═══ Estratto selezionato

Valle d’Aosta. Elezioni regionali: stravince la Lega, che passa da zero a 7 seggi (al 17%); calo dell’Union valdotaine(19% e 7 seggi); nessun seggio per Pd e centrodestra

Valle d’Aosta. Elezioni regionali: stravince la Lega, che passa da zero a 7 seggi (al 17%); calo dell’Union valdotaine(19% e 7 seggi); nessun seggio per Pd e centrodestra

Sembra ormai consolidarsi il distacco di circa due punti tra gli autonomisti dell’Union Valdotaine al 19, 15%, con l’87,8% delle schede scrutinate e la Lega Nord al 17, 09%. Il M5s sembra attestarsi intorno al 10%. Per quanto riguarda gli altri partiti nazionali il Pd è al 5,66% e il Centrodestra Valle d’Aosta (che riunisce FI e FdI) al 2, 98%. Infine le altre liste civiche e autonomisti: Area Civica- Stella Alpina è al 10,80%; Impegno Civico al 7,60%; Union Valdotaine Progressiste al 10,34%; Alpe all’8,76% e Mouv al 7,11%.

Sette seggi alla Lega e sette all’Union Valdotaine ed esclusione dal Consiglio Valle di Centrodestra e Pd. E’ la proiezione, sulla base di 62.242 schede scrutinate su 67.162 votanti, elaborata dall’Ufficio elettorale regionale. In base a tale calcolo esprimerebbero 4 consiglieri regionali Stella Alpina-Pnv, Uvp e M5s. Tre seggi a Impegno civico, Alpe e Mouv’.

Ad una manciata di voti dalla conclusione dello scrutinio delle schede del voto regionale di ieri in Valle d’Aosta, la Lega dunque si conferma il secondo partito della Valle con un consenso superiore al 17%. ”E’ un successo straordinario – commenta all’Adnkronos uno dei candidati al Consiglio regionale, Luca Distor – non solo perché da zero siano arrivati al 17% ma anche perché siamo secondi al partito storicamente autonomista da cui ci separa circa il 2% dei voti e rispetto al quale, stando ai primi calcoli, dovremmo avere lo stesso numero di consiglieri”. ”Certo – prosegue – le numerose liste presenti rendono il quadro frammentato, per questo è necessario un ampio confronto tra le diverse forze politiche per raggiungere una stabilità di governo. Il 21 giugno ci sarà l’insediamento del Consiglio dopodichè avremo 60 giorni di tempo per definire la situazione. Per quanto ci riguarda – conclude Distor – ribadiamo quanto già detto in campagna elettorale, La Lega non è disposta a fare alleanze con chi ha la responsabilità della caduta economica e morale della valle. Oggi consegniamo il nostro programma come patto ai valdostani e su quello dialogheremo”. Si profila un patto di governo per la Valle d’Aosta tra Lega e 5Stelle? Vedremo.

══════
═══ Materiale fornito

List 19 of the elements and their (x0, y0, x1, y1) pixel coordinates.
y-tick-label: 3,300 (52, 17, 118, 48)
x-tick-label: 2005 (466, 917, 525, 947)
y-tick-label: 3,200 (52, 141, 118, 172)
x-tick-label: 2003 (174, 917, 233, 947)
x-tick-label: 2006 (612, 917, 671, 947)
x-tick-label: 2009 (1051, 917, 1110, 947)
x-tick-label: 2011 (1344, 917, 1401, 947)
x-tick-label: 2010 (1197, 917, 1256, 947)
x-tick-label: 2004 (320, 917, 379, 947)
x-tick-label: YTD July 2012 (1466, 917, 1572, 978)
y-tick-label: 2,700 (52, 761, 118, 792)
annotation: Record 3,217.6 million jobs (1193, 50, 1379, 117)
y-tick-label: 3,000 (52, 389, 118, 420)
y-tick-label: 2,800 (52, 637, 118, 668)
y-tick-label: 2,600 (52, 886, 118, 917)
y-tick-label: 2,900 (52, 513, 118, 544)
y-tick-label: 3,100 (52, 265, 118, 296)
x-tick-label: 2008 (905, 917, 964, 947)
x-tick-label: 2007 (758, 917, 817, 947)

══════

**Descrizione del compito**
Ricopia dall'articolo sulle elezioni regionali in Valle d'Aosta il passo che va da "Sette seggi alla" a "Alpe e Mouv’.".

**Risultato**
Sette seggi alla Lega e sette all’Union Valdotaine ed esclusione dal Consiglio Valle di Centrodestra e Pd. E’ la proiezione, sulla base di 62.242 schede scrutinate su 67.162 votanti, elaborata dall’Ufficio elettorale regionale. In base a tale calcolo esprimerebbero 4 consiglieri regionali Stella Alpina-Pnv, Uvp e M5s. Tre seggi a Impegno civico, Alpe e Mouv’.